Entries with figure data
'''

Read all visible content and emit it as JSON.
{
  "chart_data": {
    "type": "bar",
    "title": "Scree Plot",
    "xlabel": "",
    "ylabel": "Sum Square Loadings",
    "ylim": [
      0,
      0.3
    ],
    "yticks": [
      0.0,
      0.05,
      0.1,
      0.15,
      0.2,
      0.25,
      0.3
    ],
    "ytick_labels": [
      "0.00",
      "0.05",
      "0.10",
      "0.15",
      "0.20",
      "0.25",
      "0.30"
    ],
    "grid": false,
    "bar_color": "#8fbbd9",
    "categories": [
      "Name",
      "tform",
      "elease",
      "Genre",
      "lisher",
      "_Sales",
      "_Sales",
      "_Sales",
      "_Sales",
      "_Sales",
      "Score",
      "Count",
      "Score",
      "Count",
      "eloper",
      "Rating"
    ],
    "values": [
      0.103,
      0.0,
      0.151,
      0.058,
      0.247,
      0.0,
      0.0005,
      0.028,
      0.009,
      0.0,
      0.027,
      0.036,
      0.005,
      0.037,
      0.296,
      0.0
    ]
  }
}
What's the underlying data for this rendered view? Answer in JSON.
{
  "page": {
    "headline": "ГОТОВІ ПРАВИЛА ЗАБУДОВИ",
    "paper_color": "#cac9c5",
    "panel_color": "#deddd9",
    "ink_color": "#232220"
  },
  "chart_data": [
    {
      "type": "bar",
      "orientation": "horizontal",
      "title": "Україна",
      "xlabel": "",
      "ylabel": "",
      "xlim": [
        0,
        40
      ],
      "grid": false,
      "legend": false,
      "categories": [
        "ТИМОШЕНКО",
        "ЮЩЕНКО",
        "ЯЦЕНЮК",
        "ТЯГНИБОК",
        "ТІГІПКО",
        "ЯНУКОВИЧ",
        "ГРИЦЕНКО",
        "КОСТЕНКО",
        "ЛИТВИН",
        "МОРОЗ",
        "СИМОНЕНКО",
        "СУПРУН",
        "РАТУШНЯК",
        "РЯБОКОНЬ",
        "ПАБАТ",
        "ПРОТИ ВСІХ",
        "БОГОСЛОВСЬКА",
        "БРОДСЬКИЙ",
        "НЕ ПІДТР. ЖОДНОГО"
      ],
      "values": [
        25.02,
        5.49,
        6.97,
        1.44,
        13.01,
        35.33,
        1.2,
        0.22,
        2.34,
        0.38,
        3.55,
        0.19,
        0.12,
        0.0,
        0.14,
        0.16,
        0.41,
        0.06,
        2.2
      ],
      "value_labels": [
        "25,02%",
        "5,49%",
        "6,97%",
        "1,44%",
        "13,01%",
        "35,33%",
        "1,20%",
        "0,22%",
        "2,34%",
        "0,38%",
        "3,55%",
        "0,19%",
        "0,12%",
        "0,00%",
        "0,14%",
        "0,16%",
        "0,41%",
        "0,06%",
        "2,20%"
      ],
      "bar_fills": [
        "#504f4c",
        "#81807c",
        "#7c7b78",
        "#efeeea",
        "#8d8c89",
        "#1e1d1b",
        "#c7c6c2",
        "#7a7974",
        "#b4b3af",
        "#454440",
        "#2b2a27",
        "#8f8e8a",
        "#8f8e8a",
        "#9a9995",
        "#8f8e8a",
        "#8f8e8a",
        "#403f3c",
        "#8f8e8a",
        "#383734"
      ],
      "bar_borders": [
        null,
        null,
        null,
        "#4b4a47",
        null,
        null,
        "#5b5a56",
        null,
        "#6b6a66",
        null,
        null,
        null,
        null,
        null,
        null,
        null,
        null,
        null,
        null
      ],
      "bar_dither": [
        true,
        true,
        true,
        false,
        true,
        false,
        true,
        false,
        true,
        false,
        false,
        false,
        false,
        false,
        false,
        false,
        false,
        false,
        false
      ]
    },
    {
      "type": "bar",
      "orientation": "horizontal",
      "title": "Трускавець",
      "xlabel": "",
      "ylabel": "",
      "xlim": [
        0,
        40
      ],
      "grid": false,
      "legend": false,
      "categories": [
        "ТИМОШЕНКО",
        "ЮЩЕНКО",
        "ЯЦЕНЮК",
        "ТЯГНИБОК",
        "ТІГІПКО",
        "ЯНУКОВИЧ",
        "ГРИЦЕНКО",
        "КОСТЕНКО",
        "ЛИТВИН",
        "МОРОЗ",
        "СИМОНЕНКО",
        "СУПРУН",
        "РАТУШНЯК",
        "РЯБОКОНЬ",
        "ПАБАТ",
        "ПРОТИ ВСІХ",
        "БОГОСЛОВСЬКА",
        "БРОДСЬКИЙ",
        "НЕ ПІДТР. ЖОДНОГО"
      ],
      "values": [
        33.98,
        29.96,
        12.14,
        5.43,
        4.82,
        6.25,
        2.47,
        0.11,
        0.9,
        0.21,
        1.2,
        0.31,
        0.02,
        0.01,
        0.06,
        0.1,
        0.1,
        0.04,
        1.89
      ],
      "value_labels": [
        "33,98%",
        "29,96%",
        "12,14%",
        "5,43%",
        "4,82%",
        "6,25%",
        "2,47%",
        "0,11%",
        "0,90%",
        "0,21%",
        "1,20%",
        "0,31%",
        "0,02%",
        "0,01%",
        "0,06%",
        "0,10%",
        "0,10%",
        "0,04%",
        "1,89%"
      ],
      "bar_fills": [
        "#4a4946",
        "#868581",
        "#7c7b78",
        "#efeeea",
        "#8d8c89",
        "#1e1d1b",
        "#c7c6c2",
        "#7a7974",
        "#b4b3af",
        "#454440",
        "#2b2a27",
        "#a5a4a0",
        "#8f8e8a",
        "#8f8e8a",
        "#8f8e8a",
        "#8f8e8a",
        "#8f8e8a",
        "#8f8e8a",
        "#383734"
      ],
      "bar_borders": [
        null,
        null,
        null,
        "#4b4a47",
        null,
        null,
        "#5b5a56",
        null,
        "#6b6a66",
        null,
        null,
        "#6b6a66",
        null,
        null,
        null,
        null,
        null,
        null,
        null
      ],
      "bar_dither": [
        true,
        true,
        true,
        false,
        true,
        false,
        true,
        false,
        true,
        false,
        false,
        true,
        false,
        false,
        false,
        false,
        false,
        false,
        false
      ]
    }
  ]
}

'''

• SET EXERCISE:
Your task is to repeat every line exactly.

• SOLVED EXERCISE:
Read all visible content and emit it as JSON.
{
  "chart_data": {
    "type": "bar",
    "title": "Scree Plot",
    "xlabel": "",
    "ylabel": "Sum Square Loadings",
    "ylim": [
      0,
      0.3
    ],
    "yticks": [
      0.0,
      0.05,
      0.1,
      0.15,
      0.2,
      0.25,
      0.3
    ],
    "ytick_labels": [
      "0.00",
      "0.05",
      "0.10",
      "0.15",
      "0.20",
      "0.25",
      "0.30"
    ],
    "grid": false,
    "bar_color": "#8fbbd9",
    "categories": [
      "Name",
      "tform",
      "elease",
      "Genre",
      "lisher",
      "_Sales",
      "_Sales",
      "_Sales",
      "_Sales",
      "_Sales",
      "Score",
      "Count",
      "Score",
      "Count",
      "eloper",
      "Rating"
    ],
    "values": [
      0.103,
      0.0,
      0.151,
      0.058,
      0.247,
      0.0,
      0.0005,
      0.028,
      0.009,
      0.0,
      0.027,
      0.036,
      0.005,
      0.037,
      0.296,
      0.0
    ]
  }
}
What's the underlying data for this rendered view? Answer in JSON.
{
  "page": {
    "headline": "ГОТОВІ ПРАВИЛА ЗАБУДОВИ",
    "paper_color": "#cac9c5",
    "panel_color": "#deddd9",
    "ink_color": "#232220"
  },
  "chart_data": [
    {
      "type": "bar",
      "orientation": "horizontal",
      "title": "Україна",
      "xlabel": "",
      "ylabel": "",
      "xlim": [
        0,
        40
      ],
      "grid": false,
      "legend": false,
      "categories": [
        "ТИМОШЕНКО",
        "ЮЩЕНКО",
        "ЯЦЕНЮК",
        "ТЯГНИБОК",
        "ТІГІПКО",
        "ЯНУКОВИЧ",
        "ГРИЦЕНКО",
        "КОСТЕНКО",
        "ЛИТВИН",
        "МОРОЗ",
        "СИМОНЕНКО",
        "СУПРУН",
        "РАТУШНЯК",
        "РЯБОКОНЬ",
        "ПАБАТ",
        "ПРОТИ ВСІХ",
        "БОГОСЛОВСЬКА",
        "БРОДСЬКИЙ",
        "НЕ ПІДТР. ЖОДНОГО"
      ],
      "values": [
        25.02,
        5.49,
        6.97,
        1.44,
        13.01,
        35.33,
        1.2,
        0.22,
        2.34,
        0.38,
        3.55,
        0.19,
        0.12,
        0.0,
        0.14,
        0.16,
        0.41,
        0.06,
        2.2
      ],
      "value_labels": [
        "25,02%",
        "5,49%",
        "6,97%",
        "1,44%",
        "13,01%",
        "35,33%",
        "1,20%",
        "0,22%",
        "2,34%",
        "0,38%",
        "3,55%",
        "0,19%",
        "0,12%",
        "0,00%",
        "0,14%",
        "0,16%",
        "0,41%",
        "0,06%",
        "2,20%"
      ],
      "bar_fills": [
        "#504f4c",
        "#81807c",
        "#7c7b78",
        "#efeeea",
        "#8d8c89",
        "#1e1d1b",
        "#c7c6c2",
        "#7a7974",
        "#b4b3af",
        "#454440",
        "#2b2a27",
        "#8f8e8a",
        "#8f8e8a",
        "#9a9995",
        "#8f8e8a",
        "#8f8e8a",
        "#403f3c",
        "#8f8e8a",
        "#383734"
      ],
      "bar_borders": [
        null,
        null,
        null,
        "#4b4a47",
        null,
        null,
        "#5b5a56",
        null,
        "#6b6a66",
        null,
        null,
        null,
        null,
        null,
        null,
        null,
        null,
        null,
        null
      ],
      "bar_dither": [
        true,
        true,
        true,
        false,
        true,
        false,
        true,
        false,
        true,
        false,
        false,
        false,
        false,
        false,
        false,
        false,
        false,
        false,
        false
      ]
    },
    {
      "type": "bar",
      "orientation": "horizontal",
      "title": "Трускавець",
      "xlabel": "",
      "ylabel": "",
      "xlim": [
        0,
        40
      ],
      "grid": false,
      "legend": false,
      "categories": [
        "ТИМОШЕНКО",
        "ЮЩЕНКО",
        "ЯЦЕНЮК",
        "ТЯГНИБОК",
        "ТІГІПКО",
        "ЯНУКОВИЧ",
        "ГРИЦЕНКО",
        "КОСТЕНКО",
        "ЛИТВИН",
        "МОРОЗ",
        "СИМОНЕНКО",
        "СУПРУН",
        "РАТУШНЯК",
        "РЯБОКОНЬ",
        "ПАБАТ",
        "ПРОТИ ВСІХ",
        "БОГОСЛОВСЬКА",
        "БРОДСЬКИЙ",
        "НЕ ПІДТР. ЖОДНОГО"
      ],
      "values": [
        33.98,
        29.96,
        12.14,
        5.43,
        4.82,
        6.25,
        2.47,
        0.11,
        0.9,
        0.21,
        1.2,
        0.31,
        0.02,
        0.01,
        0.06,
        0.1,
        0.1,
        0.04,
        1.89
      ],
      "value_labels": [
        "33,98%",
        "29,96%",
        "12,14%",
        "5,43%",
        "4,82%",
        "6,25%",
        "2,47%",
        "0,11%",
        "0,90%",
        "0,21%",
        "1,20%",
        "0,31%",
        "0,02%",
        "0,01%",
        "0,06%",
        "0,10%",
        "0,10%",
        "0,04%",
        "1,89%"
      ],
      "bar_fills": [
        "#4a4946",
        "#868581",
        "#7c7b78",
        "#efeeea",
        "#8d8c89",
        "#1e1d1b",
        "#c7c6c2",
        "#7a7974",
        "#b4b3af",
        "#454440",
        "#2b2a27",
        "#a5a4a0",
        "#8f8e8a",
        "#8f8e8a",
        "#8f8e8a",
        "#8f8e8a",
        "#8f8e8a",
        "#8f8e8a",
        "#383734"
      ],
      "bar_borders": [
        null,
        null,
        null,
        "#4b4a47",
        null,
        null,
        "#5b5a56",
        null,
        "#6b6a66",
        null,
        null,
        "#6b6a66",
        null,
        null,
        null,
        null,
        null,
        null,
        null
      ],
      "bar_dither": [
        true,
        true,
        true,
        false,
        true,
        false,
        true,
        false,
        true,
        false,
        false,
        true,
        false,
        false,
        false,
        false,
        false,
        false,
        false
      ]
    }
  ]
}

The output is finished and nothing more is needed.